Exercise aim: Repeat all of the data precisely.
━━━━━ Record list ━━━━━
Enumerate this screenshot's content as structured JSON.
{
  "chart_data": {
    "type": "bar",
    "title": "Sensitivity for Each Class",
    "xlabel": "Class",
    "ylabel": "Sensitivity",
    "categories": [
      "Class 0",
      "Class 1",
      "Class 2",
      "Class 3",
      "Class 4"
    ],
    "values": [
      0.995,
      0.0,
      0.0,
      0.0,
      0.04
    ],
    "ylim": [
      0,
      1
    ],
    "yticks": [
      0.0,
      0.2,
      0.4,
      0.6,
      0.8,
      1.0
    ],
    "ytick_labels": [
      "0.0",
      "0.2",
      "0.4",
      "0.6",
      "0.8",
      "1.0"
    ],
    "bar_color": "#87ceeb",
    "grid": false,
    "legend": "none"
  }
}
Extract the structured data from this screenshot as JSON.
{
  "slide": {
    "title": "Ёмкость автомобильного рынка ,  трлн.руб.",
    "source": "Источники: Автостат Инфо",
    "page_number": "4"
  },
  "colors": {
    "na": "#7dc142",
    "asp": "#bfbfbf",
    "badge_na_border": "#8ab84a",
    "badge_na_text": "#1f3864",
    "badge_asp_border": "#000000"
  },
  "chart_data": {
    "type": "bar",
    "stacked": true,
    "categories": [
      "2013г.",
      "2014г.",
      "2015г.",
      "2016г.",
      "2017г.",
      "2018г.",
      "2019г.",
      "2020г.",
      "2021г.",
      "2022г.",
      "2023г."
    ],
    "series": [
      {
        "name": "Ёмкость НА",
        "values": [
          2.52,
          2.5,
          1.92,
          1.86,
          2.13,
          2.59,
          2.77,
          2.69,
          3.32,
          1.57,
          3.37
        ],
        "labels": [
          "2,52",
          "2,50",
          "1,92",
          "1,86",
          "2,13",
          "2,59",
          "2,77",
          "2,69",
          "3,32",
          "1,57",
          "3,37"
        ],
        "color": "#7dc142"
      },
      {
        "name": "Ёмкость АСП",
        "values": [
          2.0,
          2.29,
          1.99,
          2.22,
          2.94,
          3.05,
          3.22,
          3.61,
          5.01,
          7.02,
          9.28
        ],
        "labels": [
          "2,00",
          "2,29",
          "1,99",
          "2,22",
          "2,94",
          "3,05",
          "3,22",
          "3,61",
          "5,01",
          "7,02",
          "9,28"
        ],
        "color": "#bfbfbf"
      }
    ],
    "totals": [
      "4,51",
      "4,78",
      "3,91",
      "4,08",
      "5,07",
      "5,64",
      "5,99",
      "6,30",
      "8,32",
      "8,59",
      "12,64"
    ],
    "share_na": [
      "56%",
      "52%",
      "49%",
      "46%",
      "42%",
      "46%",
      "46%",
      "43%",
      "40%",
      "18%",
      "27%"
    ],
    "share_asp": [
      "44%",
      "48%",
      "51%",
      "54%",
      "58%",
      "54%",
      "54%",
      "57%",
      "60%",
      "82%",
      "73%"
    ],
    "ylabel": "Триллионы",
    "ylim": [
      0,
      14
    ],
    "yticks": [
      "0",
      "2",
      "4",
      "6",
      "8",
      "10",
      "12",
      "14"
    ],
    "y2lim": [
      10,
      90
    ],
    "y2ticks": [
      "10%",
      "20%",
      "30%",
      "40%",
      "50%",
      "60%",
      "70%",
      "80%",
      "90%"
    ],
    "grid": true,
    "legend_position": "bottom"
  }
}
━━━━━
Answer to this problem:
Enumerate this screenshot's content as structured JSON.
{
  "chart_data": {
    "type": "bar",
    "title": "Sensitivity for Each Class",
    "xlabel": "Class",
    "ylabel": "Sensitivity",
    "categories": [
      "Class 0",
      "Class 1",
      "Class 2",
      "Class 3",
      "Class 4"
    ],
    "values": [
      0.995,
      0.0,
      0.0,
      0.0,
      0.04
    ],
    "ylim": [
      0,
      1
    ],
    "yticks": [
      0.0,
      0.2,
      0.4,
      0.6,
      0.8,
      1.0
    ],
    "ytick_labels": [
      "0.0",
      "0.2",
      "0.4",
      "0.6",
      "0.8",
      "1.0"
    ],
    "bar_color": "#87ceeb",
    "grid": false,
    "legend": "none"
  }
}
Extract the structured data from this screenshot as JSON.
{
  "slide": {
    "title": "Ёмкость автомобильного рынка ,  трлн.руб.",
    "source": "Источники: Автостат Инфо",
    "page_number": "4"
  },
  "colors": {
    "na": "#7dc142",
    "asp": "#bfbfbf",
    "badge_na_border": "#8ab84a",
    "badge_na_text": "#1f3864",
    "badge_asp_border": "#000000"
  },
  "chart_data": {
    "type": "bar",
    "stacked": true,
    "categories": [
      "2013г.",
      "2014г.",
      "2015г.",
      "2016г.",
      "2017г.",
      "2018г.",
      "2019г.",
      "2020г.",
      "2021г.",
      "2022г.",
      "2023г."
    ],
    "series": [
      {
        "name": "Ёмкость НА",
        "values": [
          2.52,
          2.5,
          1.92,
          1.86,
          2.13,
          2.59,
          2.77,
          2.69,
          3.32,
          1.57,
          3.37
        ],
        "labels": [
          "2,52",
          "2,50",
          "1,92",
          "1,86",
          "2,13",
          "2,59",
          "2,77",
          "2,69",
          "3,32",
          "1,57",
          "3,37"
        ],
        "color": "#7dc142"
      },
      {
        "name": "Ёмкость АСП",
        "values": [
          2.0,
          2.29,
          1.99,
          2.22,
          2.94,
          3.05,
          3.22,
          3.61,
          5.01,
          7.02,
          9.28
        ],
        "labels": [
          "2,00",
          "2,29",
          "1,99",
          "2,22",
          "2,94",
          "3,05",
          "3,22",
          "3,61",
          "5,01",
          "7,02",
          "9,28"
        ],
        "color": "#bfbfbf"
      }
    ],
    "totals": [
      "4,51",
      "4,78",
      "3,91",
      "4,08",
      "5,07",
      "5,64",
      "5,99",
      "6,30",
      "8,32",
      "8,59",
      "12,64"
    ],
    "share_na": [
      "56%",
      "52%",
      "49%",
      "46%",
      "42%",
      "46%",
      "46%",
      "43%",
      "40%",
      "18%",
      "27%"
    ],
    "share_asp": [
      "44%",
      "48%",
      "51%",
      "54%",
      "58%",
      "54%",
      "54%",
      "57%",
      "60%",
      "82%",
      "73%"
    ],
    "ylabel": "Триллионы",
    "ylim": [
      0,
      14
    ],
    "yticks": [
      "0",
      "2",
      "4",
      "6",
      "8",
      "10",
      "12",
      "14"
    ],
    "y2lim": [
      10,
      90
    ],
    "y2ticks": [
      "10%",
      "20%",
      "30%",
      "40%",
      "50%",
      "60%",
      "70%",
      "80%",
      "90%"
    ],
    "grid": true,
    "legend_position": "bottom"
  }
}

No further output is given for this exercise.